Keep only the lines of the data below that contain "subjects", and copy them.

######

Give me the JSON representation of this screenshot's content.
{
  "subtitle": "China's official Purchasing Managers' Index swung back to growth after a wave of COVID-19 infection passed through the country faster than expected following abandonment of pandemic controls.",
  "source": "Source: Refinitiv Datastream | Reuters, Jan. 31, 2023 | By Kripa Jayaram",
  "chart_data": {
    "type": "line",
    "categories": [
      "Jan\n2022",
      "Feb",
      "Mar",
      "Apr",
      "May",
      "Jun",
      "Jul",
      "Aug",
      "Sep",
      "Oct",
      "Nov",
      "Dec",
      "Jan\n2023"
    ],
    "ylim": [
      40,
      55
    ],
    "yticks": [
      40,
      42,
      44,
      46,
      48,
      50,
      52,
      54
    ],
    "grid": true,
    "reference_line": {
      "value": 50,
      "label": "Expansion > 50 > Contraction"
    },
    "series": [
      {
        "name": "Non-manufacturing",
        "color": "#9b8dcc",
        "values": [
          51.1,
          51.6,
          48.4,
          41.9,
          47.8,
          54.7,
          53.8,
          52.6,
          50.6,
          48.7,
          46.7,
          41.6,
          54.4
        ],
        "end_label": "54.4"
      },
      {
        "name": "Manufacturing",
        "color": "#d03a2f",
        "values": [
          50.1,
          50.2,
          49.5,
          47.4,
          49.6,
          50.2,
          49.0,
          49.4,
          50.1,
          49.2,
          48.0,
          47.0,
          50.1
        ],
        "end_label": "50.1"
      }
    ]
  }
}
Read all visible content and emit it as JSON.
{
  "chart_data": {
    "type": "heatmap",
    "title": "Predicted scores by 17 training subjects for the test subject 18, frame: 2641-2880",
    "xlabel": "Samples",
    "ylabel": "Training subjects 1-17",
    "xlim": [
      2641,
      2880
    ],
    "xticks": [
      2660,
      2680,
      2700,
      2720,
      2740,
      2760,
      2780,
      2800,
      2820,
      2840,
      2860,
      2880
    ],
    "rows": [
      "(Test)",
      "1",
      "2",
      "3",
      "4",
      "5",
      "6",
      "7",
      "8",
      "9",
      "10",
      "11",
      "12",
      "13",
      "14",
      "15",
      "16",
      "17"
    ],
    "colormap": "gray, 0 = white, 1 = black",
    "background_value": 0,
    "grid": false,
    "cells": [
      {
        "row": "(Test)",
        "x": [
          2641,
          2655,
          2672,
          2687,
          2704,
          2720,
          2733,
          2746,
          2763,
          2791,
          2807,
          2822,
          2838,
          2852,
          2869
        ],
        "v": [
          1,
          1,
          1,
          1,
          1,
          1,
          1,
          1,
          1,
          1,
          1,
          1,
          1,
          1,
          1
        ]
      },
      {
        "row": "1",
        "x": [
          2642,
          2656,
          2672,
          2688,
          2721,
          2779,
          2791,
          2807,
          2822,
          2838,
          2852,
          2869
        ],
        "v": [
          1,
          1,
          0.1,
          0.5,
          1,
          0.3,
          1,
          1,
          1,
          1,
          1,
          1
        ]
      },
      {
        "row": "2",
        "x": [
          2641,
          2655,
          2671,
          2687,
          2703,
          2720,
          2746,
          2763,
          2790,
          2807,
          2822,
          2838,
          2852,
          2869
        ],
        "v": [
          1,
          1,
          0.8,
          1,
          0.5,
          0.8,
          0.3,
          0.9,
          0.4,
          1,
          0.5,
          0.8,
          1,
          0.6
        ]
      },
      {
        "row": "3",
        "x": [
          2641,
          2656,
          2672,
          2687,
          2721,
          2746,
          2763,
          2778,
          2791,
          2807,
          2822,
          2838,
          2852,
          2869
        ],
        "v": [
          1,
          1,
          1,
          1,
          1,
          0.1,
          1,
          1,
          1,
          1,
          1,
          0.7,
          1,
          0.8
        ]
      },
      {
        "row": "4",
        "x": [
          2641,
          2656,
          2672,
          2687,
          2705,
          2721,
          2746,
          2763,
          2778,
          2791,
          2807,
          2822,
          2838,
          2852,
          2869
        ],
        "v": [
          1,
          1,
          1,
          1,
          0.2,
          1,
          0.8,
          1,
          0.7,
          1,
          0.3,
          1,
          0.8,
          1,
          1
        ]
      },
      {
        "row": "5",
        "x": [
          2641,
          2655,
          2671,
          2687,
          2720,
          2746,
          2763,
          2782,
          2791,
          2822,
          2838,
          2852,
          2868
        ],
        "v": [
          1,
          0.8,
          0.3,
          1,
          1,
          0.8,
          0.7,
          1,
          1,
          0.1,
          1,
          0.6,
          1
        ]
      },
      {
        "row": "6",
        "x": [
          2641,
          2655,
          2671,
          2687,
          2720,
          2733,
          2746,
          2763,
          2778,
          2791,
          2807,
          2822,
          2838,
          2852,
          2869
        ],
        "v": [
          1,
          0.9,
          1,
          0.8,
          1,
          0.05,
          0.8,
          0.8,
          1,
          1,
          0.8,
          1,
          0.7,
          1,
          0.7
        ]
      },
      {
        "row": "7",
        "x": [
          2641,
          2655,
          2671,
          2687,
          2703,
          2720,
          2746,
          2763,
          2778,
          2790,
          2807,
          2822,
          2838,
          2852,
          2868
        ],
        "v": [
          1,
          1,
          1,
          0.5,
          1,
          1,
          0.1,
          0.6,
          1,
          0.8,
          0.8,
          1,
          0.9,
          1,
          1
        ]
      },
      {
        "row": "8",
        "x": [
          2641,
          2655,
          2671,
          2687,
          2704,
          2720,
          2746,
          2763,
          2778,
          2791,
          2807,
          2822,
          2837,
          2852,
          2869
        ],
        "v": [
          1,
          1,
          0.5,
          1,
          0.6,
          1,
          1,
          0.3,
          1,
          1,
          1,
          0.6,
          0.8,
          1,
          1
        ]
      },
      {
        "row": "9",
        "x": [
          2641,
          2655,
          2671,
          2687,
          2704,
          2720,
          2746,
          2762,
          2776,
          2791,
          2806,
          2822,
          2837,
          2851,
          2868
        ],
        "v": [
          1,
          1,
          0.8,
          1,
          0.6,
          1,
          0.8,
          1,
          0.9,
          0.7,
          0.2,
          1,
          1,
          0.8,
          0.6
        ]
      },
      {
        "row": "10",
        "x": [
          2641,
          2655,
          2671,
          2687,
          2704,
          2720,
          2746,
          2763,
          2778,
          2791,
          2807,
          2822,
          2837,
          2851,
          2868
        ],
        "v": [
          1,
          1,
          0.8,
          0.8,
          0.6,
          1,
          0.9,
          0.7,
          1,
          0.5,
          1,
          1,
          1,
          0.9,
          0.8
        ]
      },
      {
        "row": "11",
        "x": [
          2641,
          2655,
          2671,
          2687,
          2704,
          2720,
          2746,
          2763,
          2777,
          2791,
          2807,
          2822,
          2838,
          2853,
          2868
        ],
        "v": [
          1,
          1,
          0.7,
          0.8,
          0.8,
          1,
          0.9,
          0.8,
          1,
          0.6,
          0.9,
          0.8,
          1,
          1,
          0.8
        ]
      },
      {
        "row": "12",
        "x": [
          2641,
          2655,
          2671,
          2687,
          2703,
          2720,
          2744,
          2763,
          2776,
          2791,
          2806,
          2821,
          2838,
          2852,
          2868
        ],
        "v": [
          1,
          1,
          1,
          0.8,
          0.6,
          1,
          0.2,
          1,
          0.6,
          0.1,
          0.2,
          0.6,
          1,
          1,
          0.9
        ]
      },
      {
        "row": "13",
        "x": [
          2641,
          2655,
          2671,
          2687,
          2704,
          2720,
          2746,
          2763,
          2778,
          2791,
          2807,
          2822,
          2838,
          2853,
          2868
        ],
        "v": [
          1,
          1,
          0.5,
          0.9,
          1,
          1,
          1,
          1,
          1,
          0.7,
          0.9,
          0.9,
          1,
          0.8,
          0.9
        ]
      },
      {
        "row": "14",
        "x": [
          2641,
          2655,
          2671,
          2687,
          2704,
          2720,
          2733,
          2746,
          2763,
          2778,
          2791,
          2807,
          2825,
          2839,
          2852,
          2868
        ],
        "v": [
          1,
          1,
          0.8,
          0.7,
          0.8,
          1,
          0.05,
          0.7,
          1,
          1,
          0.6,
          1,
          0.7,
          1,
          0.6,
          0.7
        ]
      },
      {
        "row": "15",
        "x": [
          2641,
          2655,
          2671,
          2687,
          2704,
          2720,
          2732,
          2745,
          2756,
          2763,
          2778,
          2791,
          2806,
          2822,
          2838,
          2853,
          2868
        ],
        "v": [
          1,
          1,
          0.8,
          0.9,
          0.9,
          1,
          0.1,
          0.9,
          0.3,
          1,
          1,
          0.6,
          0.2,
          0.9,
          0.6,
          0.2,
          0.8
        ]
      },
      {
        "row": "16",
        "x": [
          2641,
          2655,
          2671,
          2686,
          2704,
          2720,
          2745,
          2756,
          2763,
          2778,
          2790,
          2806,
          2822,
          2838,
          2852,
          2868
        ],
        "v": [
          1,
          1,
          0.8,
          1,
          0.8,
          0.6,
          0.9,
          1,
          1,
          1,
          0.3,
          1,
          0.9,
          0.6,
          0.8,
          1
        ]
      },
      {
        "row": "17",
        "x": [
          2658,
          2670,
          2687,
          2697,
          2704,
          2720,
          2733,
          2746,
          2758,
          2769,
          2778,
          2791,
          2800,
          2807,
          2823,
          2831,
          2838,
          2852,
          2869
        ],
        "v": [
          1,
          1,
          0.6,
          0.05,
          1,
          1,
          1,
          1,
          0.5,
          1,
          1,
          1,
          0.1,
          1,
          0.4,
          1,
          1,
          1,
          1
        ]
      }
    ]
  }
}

######

◆ **TASK ANSWER**
    "title": "Predicted scores by 17 training subjects for the test subject 18, frame: 2641-2880",
    "ylabel": "Training subjects 1-17",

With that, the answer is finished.